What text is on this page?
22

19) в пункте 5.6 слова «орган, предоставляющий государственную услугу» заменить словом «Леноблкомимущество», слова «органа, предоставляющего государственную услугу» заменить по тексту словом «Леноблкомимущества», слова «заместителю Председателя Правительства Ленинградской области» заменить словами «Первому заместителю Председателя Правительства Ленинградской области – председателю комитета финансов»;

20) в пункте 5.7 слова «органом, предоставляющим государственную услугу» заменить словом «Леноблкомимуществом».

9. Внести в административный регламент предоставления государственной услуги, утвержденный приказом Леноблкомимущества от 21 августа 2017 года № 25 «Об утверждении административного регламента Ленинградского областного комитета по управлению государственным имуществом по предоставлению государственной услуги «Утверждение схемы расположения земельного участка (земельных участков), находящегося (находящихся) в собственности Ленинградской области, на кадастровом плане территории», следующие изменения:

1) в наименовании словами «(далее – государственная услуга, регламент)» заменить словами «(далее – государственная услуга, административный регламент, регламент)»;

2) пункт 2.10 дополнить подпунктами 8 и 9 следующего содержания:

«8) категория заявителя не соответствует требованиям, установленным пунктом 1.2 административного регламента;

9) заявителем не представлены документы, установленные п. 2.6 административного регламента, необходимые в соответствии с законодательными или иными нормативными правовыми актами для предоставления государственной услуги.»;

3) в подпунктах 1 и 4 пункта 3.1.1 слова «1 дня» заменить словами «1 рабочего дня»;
=-=-=-=-=
[What is being asked] Looking at the records above, work out how many lines include the string "государственной". Give the number and nothing else.

[The result] 2